This is maybe the earliest childhood memory I have, I was probably 2 y old.

To be able to keep an eye on me, my mom had me sit on the counter next to the kitchen sink while she was cleaning some fish. I had this habit of digging my finger deep into the freshly cleaned, open fish and taste it. I got scolded for it so I figured that when she slightly turns her head I could get away if changing the tactic. She caught me only when she noticed that I suck my toe.

That would translate today in my love of sashimi I guess.

The human mouth is called a pie hole. The human being is called a couch potato... They drive the food, they wear the food... That keeps the food hot, that keeps the food cold. That is the altar where they worship the food, that's what they eat when they've eaten too much food, that gets rid of the guilt triggered by eating more food. Food, food, food... Over the Hedge
Posted

Oh remember a lot... my great grandma Cunninghams chicken and dumplings, my cousin jeremy and I making cinnamon raisin muffins at age 6 or 7, eating fresh peas that I grew in the garden when I was an early teen, making a cookbook when I was super young (my mom still has it)...

Stephen W.

> [Supplied data]:
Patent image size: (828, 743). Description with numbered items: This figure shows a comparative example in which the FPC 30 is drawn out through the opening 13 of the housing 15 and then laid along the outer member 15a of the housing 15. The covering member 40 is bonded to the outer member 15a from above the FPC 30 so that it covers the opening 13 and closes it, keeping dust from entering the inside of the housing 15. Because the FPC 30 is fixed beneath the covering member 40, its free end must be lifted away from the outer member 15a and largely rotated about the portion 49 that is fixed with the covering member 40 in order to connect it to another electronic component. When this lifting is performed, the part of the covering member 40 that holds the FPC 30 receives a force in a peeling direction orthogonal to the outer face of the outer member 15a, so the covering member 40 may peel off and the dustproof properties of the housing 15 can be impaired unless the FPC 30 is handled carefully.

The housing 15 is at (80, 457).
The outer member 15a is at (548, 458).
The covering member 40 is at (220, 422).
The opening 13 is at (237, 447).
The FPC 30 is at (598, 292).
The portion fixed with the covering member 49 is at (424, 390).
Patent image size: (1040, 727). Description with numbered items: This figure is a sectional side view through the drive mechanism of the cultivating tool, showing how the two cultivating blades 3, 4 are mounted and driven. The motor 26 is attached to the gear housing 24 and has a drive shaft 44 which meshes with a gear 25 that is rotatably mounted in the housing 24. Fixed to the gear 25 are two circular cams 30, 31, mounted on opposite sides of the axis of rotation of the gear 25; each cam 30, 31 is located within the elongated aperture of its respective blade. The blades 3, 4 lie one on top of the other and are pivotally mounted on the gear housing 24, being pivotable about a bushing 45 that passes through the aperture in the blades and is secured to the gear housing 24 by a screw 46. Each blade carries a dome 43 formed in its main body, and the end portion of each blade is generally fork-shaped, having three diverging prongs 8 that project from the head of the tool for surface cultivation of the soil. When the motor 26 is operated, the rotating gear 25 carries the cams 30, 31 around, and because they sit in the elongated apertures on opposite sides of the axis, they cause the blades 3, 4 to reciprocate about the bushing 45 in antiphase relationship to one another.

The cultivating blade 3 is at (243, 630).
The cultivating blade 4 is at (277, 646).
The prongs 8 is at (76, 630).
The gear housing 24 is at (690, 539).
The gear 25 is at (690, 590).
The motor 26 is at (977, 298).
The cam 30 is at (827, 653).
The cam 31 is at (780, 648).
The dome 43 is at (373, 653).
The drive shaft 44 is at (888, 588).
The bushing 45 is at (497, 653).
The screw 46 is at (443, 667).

> [Exercise aim]:
Write the food memories text out again in full, word for word. Use only the food memories text, not the records.

> [Written solution]:
This is maybe the earliest childhood memory I have, I was probably 2 y old.

To be able to keep an eye on me, my mom had me sit on the counter next to the kitchen sink while she was cleaning some fish. I had this habit of digging my finger deep into the freshly cleaned, open fish and taste it. I got scolded for it so I figured that when she slightly turns her head I could get away if changing the tactic. She caught me only when she noticed that I suck my toe.

That would translate today in my love of sashimi I guess.

The human mouth is called a pie hole. The human being is called a couch potato... They drive the food, they wear the food... That keeps the food hot, that keeps the food cold. That is the altar where they worship the food, that's what they eat when they've eaten too much food, that gets rid of the guilt triggered by eating more food. Food, food, food... Over the Hedge
Posted

Oh remember a lot... my great grandma Cunninghams chicken and dumplings, my cousin jeremy and I making cinnamon raisin muffins at age 6 or 7, eating fresh peas that I grew in the garden when I was an early teen, making a cookbook when I was super young (my mom still has it)...

Stephen W.